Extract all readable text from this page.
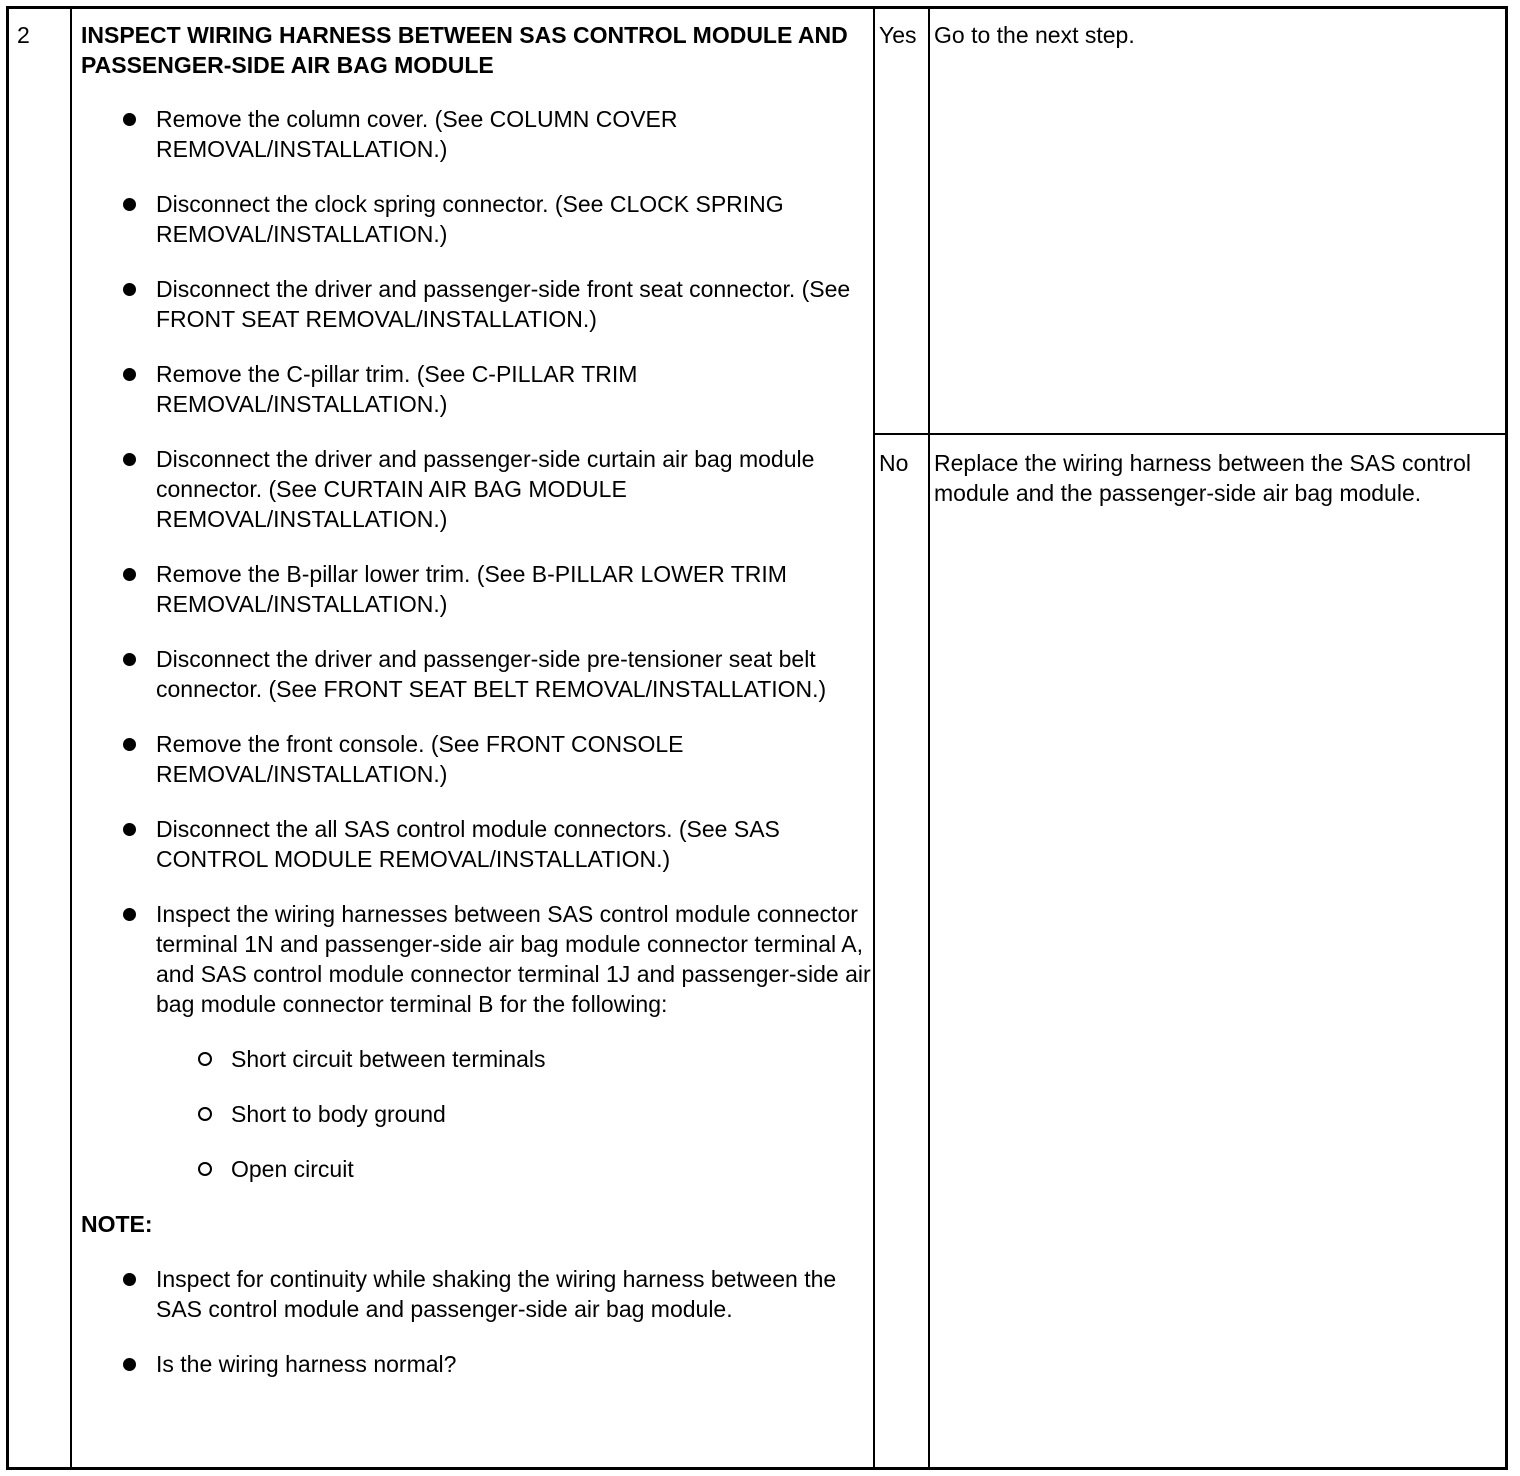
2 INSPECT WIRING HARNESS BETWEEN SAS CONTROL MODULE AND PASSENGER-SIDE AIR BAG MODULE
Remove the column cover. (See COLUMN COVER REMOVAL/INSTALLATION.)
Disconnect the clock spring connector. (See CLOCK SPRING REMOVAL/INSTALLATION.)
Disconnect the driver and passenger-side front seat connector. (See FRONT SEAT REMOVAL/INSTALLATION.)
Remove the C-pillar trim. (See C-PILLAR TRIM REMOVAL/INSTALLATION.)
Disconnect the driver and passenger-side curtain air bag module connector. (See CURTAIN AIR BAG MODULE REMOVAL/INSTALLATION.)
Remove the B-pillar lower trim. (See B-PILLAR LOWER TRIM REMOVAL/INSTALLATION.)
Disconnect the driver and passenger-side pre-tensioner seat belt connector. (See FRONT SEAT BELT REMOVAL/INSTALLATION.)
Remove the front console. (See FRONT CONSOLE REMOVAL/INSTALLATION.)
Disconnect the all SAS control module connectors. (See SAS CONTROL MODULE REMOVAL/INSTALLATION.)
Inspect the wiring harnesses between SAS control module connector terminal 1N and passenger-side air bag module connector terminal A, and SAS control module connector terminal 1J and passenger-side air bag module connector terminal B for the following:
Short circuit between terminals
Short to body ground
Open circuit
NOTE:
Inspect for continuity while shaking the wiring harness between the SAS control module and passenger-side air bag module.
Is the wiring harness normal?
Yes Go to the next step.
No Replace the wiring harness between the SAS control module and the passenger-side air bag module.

*-*-*

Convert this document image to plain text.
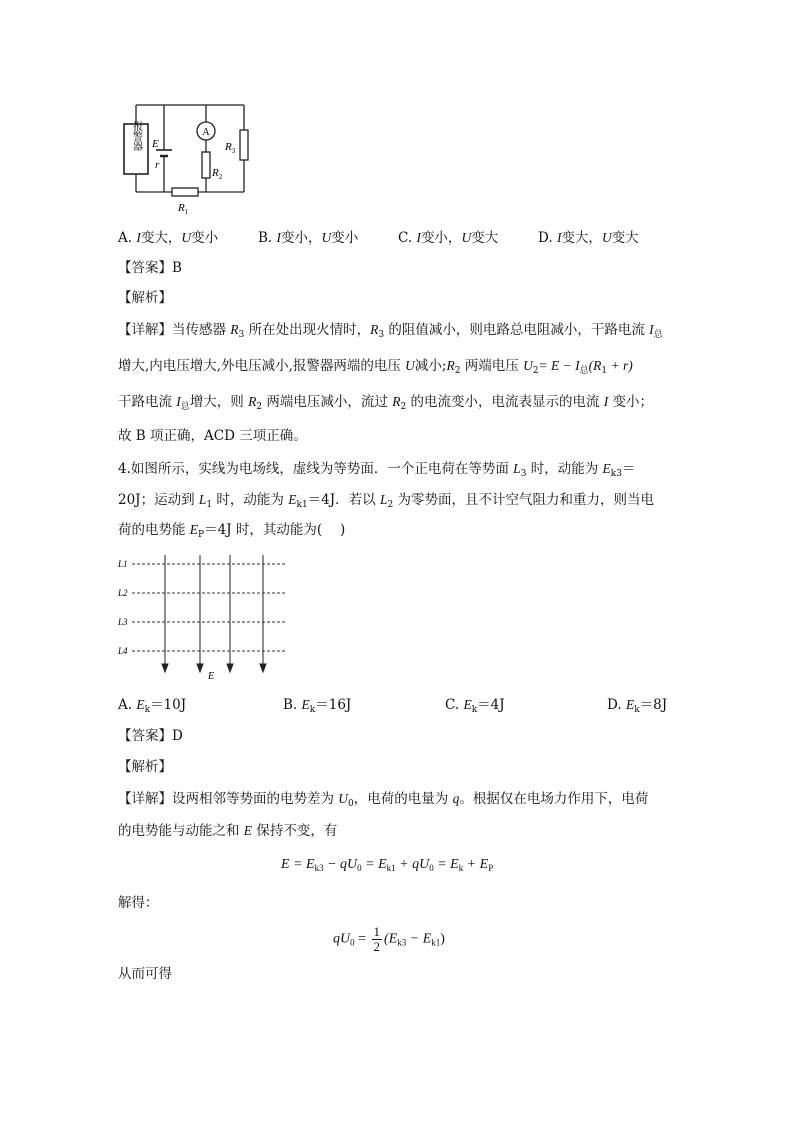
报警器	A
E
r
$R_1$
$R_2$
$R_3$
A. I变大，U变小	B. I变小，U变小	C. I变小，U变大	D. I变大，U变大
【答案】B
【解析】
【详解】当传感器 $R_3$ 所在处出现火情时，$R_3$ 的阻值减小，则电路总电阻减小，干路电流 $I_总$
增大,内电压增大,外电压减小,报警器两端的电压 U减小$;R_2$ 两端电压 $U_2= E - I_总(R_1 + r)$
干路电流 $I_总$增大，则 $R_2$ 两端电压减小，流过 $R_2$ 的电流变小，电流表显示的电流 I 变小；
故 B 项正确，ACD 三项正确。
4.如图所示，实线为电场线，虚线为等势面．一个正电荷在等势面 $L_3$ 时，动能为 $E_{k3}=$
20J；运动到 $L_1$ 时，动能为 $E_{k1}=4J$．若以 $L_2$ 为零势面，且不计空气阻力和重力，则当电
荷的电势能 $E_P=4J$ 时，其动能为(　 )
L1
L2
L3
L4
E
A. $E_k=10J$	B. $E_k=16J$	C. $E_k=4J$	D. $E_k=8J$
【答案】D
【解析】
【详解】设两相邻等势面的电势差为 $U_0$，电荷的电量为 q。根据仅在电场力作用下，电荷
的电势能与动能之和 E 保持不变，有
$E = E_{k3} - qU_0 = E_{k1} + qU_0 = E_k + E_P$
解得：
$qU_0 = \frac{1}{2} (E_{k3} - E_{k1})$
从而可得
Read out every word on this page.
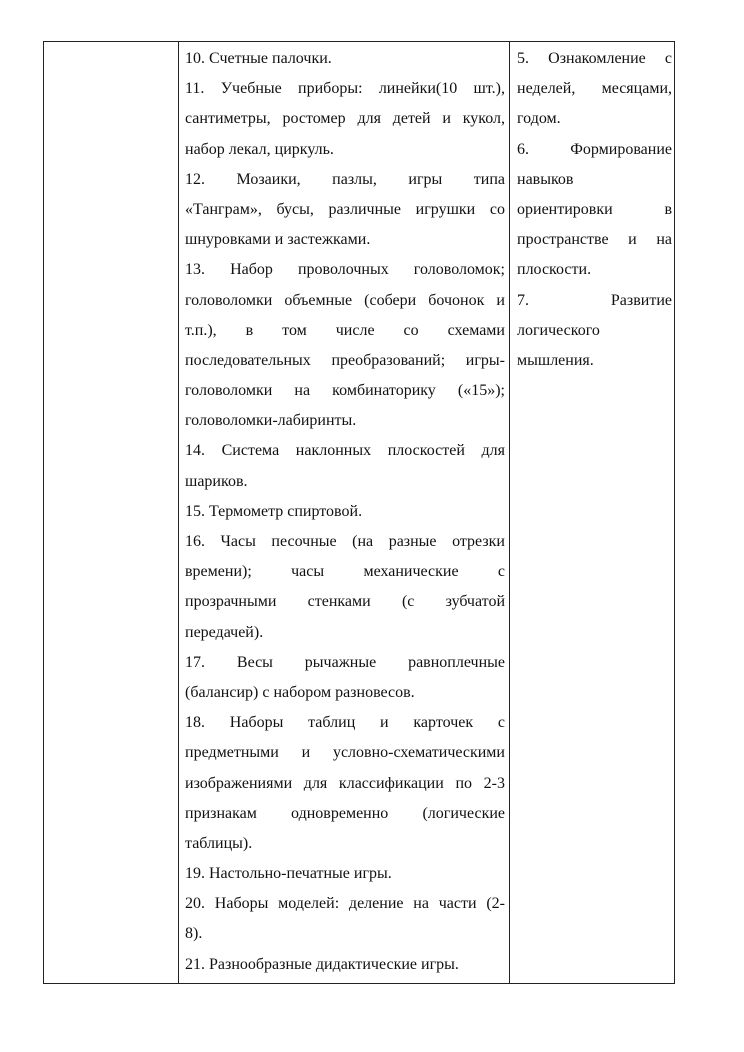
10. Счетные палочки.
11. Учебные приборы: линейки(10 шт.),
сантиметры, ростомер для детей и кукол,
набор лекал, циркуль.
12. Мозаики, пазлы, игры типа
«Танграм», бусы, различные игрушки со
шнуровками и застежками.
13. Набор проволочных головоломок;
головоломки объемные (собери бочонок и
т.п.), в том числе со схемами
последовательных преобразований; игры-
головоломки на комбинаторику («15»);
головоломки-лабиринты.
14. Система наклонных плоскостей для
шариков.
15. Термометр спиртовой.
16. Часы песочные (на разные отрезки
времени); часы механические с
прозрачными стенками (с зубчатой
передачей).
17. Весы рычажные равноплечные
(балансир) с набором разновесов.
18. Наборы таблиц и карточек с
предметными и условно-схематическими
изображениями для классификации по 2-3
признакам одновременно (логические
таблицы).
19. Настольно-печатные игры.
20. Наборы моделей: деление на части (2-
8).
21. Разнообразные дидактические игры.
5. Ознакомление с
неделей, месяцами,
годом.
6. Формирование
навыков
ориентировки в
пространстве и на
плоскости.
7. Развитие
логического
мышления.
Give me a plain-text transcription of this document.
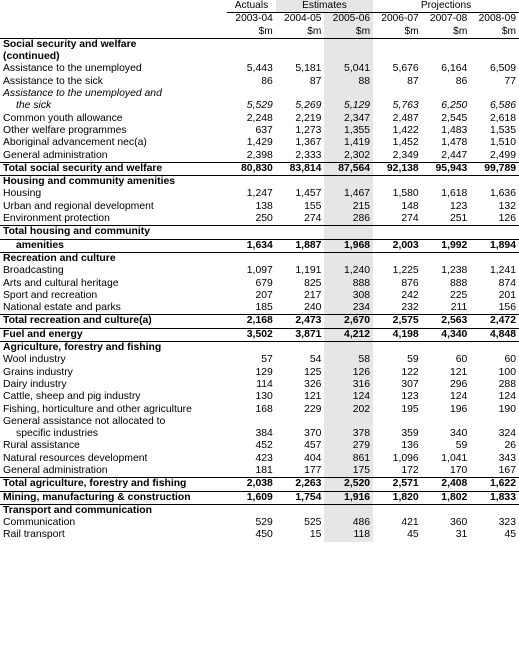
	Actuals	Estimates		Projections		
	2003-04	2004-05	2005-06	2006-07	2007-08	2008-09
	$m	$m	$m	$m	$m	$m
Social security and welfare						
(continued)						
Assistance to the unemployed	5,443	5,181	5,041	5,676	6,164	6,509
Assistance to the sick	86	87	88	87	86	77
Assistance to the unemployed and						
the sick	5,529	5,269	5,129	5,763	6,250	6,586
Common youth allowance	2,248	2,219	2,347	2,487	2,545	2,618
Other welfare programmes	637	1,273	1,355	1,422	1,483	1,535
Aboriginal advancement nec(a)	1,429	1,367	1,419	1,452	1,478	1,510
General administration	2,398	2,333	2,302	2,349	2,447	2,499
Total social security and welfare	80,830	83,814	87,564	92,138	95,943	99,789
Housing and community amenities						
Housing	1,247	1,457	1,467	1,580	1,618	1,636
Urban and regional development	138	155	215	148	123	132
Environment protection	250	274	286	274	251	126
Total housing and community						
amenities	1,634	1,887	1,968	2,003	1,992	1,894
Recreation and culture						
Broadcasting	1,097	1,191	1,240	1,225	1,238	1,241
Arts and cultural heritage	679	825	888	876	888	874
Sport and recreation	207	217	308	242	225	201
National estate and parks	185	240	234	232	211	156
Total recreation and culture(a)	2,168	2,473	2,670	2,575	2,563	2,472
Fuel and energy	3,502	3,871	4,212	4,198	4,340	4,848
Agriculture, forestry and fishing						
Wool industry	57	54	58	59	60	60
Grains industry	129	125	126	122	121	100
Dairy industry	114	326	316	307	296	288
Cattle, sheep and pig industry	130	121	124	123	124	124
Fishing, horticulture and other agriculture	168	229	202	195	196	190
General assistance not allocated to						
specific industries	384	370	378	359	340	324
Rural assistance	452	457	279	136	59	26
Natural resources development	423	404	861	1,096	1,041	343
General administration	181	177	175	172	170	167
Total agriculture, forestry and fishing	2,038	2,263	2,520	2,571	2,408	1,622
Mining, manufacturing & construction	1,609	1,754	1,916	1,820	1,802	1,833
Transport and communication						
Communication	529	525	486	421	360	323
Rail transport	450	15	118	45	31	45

*-*-*

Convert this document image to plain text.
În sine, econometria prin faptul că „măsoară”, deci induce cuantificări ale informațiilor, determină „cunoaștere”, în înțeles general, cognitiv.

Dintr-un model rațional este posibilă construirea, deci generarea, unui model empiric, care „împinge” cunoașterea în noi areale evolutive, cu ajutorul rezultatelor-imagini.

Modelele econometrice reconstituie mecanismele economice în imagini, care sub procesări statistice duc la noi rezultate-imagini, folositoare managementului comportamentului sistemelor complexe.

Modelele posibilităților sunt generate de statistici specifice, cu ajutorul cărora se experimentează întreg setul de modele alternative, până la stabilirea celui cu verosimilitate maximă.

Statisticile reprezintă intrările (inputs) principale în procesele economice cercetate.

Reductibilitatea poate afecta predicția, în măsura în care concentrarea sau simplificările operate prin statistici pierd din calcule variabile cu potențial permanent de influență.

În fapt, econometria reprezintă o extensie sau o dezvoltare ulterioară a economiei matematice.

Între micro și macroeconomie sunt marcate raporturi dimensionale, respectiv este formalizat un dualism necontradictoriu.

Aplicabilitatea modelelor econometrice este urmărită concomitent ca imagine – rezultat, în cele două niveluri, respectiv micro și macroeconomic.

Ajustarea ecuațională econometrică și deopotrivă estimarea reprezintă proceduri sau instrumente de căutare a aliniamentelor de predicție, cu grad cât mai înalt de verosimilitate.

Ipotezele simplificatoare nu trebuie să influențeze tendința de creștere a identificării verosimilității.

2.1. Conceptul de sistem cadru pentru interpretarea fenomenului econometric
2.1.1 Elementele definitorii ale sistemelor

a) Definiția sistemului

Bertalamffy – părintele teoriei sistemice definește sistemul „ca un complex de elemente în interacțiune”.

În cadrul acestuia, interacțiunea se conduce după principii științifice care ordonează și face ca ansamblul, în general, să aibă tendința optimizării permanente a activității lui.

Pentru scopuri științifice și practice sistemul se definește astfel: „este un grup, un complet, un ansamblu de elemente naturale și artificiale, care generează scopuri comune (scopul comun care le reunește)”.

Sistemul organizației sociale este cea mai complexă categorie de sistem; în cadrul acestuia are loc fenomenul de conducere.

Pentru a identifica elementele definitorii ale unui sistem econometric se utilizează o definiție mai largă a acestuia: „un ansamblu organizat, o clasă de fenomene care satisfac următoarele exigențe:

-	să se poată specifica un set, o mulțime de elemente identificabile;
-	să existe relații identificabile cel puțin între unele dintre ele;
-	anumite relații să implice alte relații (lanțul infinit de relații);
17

*-*-*

_WRITTEN TASK_.
Count the lines that include the word "text" and state the result as a bare number.

_RESULT OF THE EXERCISE_.
4